Direction:
Track down the lines that contain "Dive" and copy them.

start Data supplied

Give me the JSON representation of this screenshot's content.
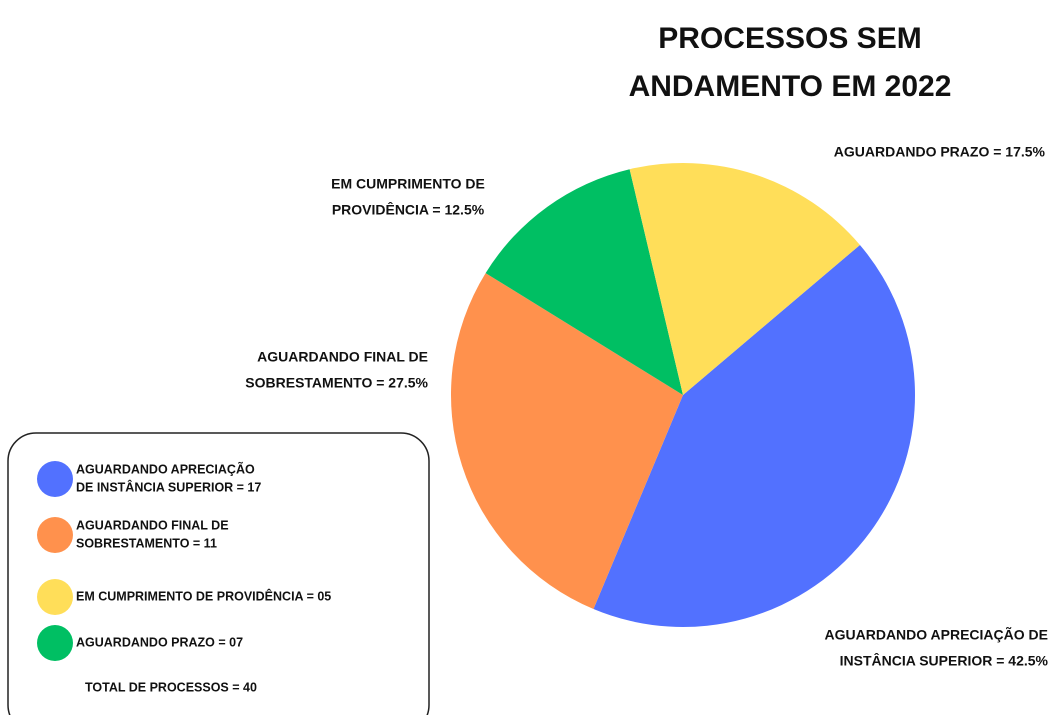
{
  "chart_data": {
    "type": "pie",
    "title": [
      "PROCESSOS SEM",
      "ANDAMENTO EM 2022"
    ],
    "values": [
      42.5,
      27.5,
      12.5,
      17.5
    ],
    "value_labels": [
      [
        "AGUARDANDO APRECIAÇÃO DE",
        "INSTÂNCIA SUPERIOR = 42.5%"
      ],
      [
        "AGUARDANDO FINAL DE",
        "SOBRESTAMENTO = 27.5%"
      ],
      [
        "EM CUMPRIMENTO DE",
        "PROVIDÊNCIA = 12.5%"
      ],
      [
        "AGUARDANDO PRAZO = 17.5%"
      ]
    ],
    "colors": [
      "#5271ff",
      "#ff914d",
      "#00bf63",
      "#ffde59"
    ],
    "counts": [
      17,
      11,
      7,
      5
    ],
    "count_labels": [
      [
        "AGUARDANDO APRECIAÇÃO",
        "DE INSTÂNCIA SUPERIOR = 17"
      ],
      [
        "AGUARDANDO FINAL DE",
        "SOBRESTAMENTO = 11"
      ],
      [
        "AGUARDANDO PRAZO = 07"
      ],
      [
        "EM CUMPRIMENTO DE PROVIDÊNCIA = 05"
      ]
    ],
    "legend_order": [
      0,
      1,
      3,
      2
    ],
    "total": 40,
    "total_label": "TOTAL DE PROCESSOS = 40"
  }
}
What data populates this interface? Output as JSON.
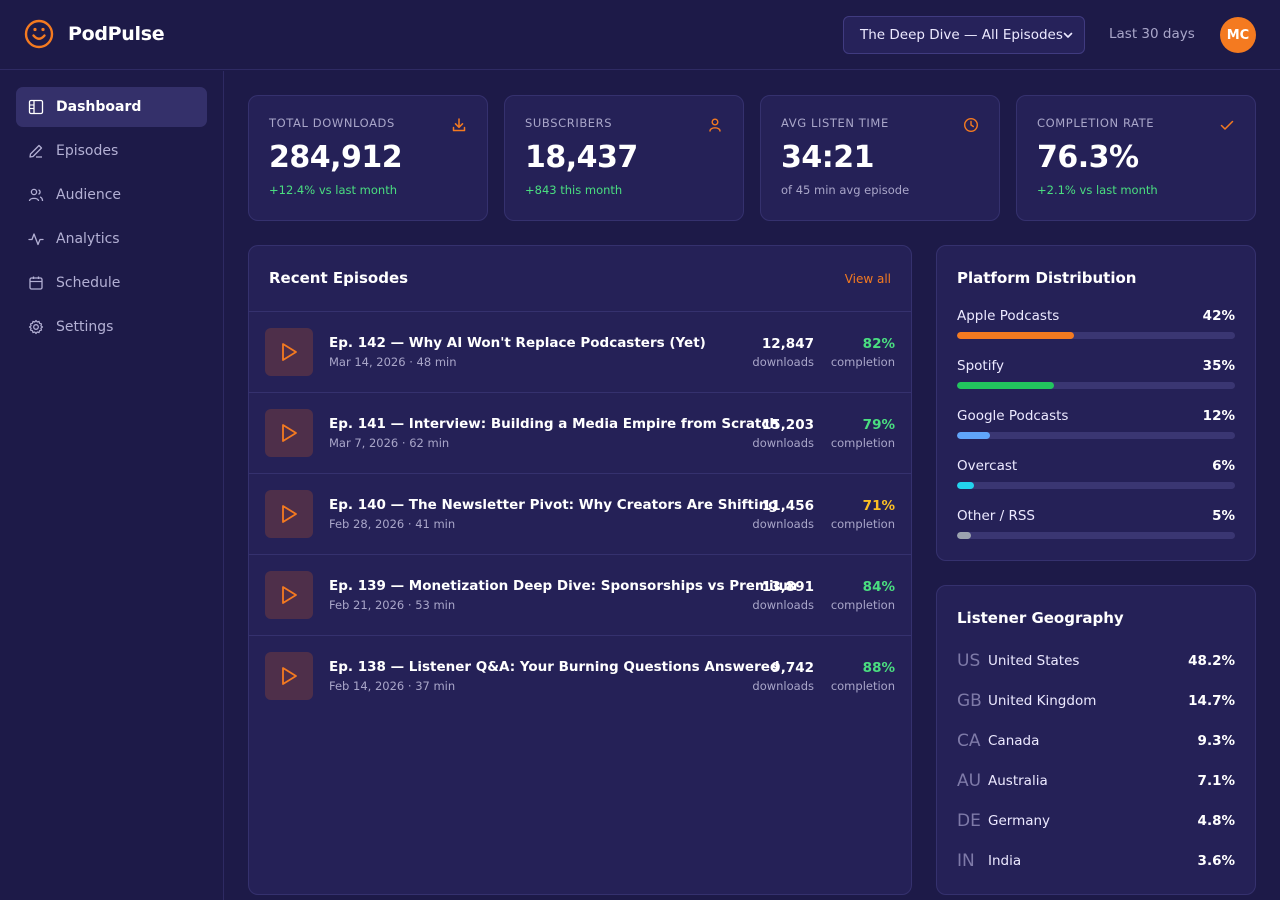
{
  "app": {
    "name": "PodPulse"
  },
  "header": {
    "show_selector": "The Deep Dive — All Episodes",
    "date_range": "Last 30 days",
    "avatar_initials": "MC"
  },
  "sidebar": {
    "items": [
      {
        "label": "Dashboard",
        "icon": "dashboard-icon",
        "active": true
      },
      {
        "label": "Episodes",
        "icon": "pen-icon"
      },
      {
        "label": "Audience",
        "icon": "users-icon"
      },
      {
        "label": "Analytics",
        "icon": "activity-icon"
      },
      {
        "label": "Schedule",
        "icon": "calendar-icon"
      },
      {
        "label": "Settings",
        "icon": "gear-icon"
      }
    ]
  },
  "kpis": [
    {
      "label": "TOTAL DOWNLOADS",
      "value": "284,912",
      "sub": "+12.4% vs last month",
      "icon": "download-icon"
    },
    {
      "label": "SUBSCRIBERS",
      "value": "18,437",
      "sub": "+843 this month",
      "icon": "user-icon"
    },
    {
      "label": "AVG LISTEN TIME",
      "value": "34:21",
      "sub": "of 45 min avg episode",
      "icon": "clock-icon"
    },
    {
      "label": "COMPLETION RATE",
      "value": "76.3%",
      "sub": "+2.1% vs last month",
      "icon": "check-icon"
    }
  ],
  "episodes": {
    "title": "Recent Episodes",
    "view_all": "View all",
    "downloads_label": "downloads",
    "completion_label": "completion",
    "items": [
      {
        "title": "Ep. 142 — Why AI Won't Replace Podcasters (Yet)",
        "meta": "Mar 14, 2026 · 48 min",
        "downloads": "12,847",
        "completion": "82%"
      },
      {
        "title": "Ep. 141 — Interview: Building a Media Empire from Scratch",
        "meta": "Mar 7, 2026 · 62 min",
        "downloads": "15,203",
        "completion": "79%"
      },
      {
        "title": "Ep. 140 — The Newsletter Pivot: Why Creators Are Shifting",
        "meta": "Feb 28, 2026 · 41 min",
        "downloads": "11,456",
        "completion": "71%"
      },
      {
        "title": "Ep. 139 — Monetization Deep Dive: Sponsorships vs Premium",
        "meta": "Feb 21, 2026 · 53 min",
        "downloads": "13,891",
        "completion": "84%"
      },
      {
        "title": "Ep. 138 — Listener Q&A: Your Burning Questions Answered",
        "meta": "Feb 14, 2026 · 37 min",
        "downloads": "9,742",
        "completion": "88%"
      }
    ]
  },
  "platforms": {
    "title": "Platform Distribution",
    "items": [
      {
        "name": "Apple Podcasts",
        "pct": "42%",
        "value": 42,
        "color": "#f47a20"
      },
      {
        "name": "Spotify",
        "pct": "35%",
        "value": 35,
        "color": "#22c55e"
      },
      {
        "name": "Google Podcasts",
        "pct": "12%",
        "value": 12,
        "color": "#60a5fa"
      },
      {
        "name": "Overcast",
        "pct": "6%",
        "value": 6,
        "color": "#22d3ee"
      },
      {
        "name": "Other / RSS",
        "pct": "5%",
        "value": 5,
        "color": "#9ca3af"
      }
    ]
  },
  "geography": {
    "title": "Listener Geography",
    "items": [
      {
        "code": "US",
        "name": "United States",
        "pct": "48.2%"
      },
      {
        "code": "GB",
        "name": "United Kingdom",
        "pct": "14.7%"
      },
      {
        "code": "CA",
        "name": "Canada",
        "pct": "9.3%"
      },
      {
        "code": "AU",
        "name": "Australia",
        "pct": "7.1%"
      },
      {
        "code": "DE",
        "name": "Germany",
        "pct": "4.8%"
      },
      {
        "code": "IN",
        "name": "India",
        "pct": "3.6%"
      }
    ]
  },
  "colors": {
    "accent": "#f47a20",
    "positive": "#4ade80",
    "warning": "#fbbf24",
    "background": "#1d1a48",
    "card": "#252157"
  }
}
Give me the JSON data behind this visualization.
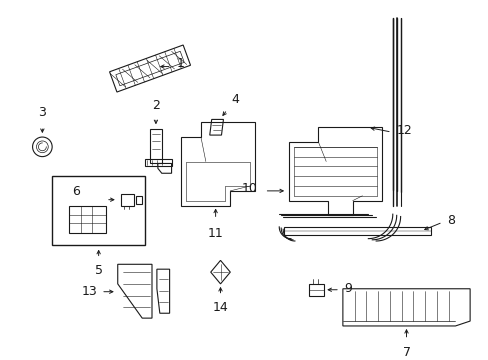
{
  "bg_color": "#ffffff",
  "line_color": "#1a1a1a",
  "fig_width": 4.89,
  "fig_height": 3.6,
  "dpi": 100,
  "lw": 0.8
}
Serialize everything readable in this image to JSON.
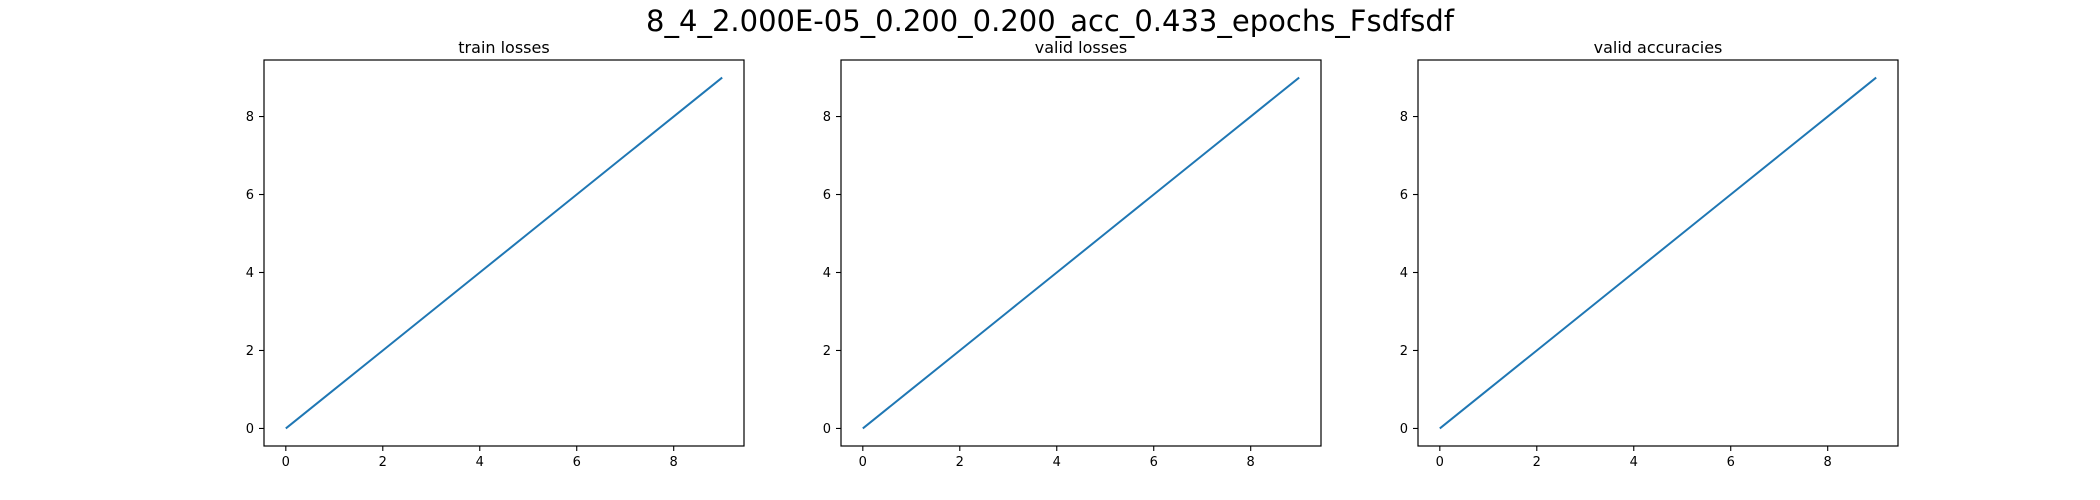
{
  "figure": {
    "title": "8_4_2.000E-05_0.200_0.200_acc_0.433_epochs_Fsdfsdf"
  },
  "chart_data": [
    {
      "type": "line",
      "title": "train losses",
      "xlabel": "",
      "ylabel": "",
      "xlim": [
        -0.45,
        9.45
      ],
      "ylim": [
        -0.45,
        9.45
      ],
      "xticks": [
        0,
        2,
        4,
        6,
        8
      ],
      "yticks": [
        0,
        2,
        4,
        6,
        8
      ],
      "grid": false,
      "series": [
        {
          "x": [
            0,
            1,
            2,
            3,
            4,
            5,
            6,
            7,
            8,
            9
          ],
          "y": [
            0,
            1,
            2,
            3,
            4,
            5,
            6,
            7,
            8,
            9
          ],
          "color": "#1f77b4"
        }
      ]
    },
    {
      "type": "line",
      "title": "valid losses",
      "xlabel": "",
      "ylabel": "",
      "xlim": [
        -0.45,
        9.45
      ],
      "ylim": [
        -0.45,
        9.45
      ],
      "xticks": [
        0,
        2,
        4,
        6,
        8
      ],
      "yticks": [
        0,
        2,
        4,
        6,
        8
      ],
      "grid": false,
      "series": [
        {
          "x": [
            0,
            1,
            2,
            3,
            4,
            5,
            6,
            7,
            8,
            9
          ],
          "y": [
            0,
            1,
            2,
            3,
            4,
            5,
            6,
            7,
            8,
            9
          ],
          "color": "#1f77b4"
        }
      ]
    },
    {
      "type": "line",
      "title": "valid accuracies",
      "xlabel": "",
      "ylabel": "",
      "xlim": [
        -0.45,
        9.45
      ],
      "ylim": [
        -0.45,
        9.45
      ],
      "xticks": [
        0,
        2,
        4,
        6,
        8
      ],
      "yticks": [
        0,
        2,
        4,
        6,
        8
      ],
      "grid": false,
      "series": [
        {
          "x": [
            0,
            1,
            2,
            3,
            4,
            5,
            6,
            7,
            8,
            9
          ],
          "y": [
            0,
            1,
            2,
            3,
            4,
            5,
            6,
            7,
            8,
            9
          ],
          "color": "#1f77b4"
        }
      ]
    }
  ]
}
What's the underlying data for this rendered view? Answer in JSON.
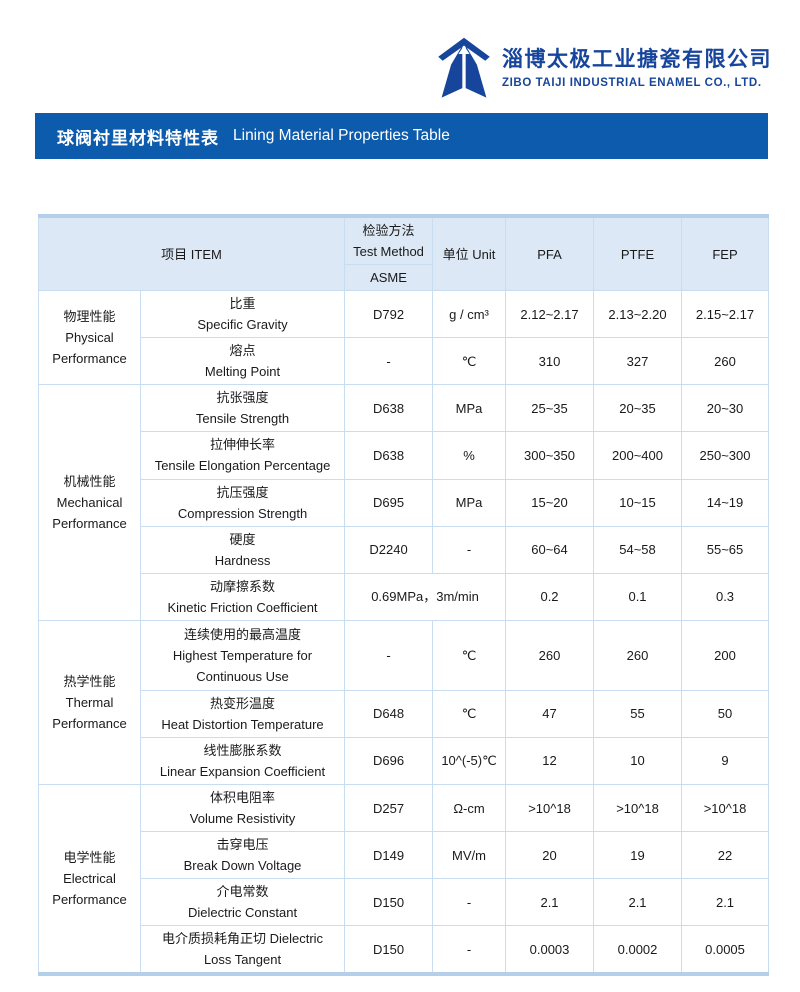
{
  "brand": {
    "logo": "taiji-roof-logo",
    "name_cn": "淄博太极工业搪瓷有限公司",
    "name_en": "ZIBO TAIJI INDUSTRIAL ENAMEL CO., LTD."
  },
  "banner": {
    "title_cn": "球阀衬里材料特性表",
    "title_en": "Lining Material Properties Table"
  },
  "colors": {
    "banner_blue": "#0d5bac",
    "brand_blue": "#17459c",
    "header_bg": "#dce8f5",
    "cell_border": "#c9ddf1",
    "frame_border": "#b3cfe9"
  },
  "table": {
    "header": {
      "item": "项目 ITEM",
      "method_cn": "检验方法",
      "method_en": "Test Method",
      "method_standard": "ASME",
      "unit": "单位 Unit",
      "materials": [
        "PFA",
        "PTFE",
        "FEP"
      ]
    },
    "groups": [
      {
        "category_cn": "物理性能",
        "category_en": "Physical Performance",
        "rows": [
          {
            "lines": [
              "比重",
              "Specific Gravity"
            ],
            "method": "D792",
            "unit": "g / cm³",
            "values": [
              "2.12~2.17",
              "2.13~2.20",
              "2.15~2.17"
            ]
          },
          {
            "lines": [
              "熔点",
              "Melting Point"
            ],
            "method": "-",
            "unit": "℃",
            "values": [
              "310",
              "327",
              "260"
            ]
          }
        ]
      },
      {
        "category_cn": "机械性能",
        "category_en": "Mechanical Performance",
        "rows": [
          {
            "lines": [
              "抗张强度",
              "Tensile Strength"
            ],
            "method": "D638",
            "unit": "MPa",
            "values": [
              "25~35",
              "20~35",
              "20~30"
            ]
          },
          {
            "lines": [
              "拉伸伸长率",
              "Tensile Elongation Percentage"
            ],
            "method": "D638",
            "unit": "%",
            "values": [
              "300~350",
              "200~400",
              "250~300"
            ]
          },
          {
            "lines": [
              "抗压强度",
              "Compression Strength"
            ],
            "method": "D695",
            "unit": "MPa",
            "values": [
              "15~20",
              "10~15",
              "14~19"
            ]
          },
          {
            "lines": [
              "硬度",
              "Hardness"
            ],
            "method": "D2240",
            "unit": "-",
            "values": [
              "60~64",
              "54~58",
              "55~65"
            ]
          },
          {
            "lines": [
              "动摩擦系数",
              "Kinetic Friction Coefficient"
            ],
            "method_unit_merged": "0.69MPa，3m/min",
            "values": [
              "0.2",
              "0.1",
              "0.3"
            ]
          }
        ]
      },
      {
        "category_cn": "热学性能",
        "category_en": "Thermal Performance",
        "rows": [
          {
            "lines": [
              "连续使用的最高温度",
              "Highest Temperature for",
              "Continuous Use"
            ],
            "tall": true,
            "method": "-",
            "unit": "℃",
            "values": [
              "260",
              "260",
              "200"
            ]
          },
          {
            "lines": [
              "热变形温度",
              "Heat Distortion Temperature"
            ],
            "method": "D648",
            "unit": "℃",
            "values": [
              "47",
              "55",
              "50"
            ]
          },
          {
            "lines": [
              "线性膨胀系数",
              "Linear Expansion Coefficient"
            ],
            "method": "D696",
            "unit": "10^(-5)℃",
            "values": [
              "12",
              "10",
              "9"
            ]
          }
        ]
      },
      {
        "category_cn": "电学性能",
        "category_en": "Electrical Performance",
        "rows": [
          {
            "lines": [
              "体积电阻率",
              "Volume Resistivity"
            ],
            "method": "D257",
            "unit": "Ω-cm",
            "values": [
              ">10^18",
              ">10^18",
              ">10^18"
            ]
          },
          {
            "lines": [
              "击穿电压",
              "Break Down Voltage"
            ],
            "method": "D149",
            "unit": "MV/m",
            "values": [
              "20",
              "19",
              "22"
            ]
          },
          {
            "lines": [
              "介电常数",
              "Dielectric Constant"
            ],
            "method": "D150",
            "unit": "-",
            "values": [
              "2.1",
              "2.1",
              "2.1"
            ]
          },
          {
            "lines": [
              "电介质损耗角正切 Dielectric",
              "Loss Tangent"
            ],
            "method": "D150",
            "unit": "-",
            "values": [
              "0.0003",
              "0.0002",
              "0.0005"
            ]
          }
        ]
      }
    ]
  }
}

end Data supplied

Answer for this exercise:
    "show_selector": "The Deep Dive — All Episodes",
        "title": "Ep. 139 — Monetization Deep Dive: Sponsorships vs Premium",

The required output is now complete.